* BEGIN ROWS *

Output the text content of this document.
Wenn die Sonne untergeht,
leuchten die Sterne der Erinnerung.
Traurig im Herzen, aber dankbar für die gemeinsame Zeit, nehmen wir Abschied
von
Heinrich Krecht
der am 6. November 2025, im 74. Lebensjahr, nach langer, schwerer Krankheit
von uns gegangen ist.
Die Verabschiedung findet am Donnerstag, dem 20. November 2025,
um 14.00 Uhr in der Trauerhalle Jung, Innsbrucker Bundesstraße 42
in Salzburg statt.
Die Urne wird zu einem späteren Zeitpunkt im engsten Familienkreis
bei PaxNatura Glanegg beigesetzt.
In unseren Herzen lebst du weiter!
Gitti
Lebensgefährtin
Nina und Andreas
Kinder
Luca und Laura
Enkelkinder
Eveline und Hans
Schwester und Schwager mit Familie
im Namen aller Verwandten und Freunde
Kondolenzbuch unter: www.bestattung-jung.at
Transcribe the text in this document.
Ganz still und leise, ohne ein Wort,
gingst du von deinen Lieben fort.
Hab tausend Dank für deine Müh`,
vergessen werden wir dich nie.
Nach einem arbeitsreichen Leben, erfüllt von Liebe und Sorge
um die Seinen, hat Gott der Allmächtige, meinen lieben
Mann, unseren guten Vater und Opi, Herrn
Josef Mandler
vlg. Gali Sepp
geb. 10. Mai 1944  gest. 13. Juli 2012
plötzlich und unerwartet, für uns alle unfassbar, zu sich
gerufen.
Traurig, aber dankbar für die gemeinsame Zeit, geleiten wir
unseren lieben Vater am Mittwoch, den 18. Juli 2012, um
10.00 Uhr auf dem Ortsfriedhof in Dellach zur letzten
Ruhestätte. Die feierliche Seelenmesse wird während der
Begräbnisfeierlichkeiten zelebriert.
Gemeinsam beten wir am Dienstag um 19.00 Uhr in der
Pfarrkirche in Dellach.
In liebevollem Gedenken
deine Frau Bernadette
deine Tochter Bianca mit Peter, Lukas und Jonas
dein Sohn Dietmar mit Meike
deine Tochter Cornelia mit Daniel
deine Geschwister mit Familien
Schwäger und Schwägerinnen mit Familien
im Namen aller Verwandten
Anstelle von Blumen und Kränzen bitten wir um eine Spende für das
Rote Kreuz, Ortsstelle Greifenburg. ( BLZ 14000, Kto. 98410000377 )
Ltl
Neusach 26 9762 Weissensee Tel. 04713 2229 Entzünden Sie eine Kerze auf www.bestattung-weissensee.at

* END ROWS *

§ WORK TO BE COMPLETED
Filter the listing above by the word "November"; copy each line that passes.

§ ANSWER TO THIS TASK
der am 6. November 2025, im 74. Lebensjahr, nach langer, schwerer Krankheit
Die Verabschiedung findet am Donnerstag, dem 20. November 2025,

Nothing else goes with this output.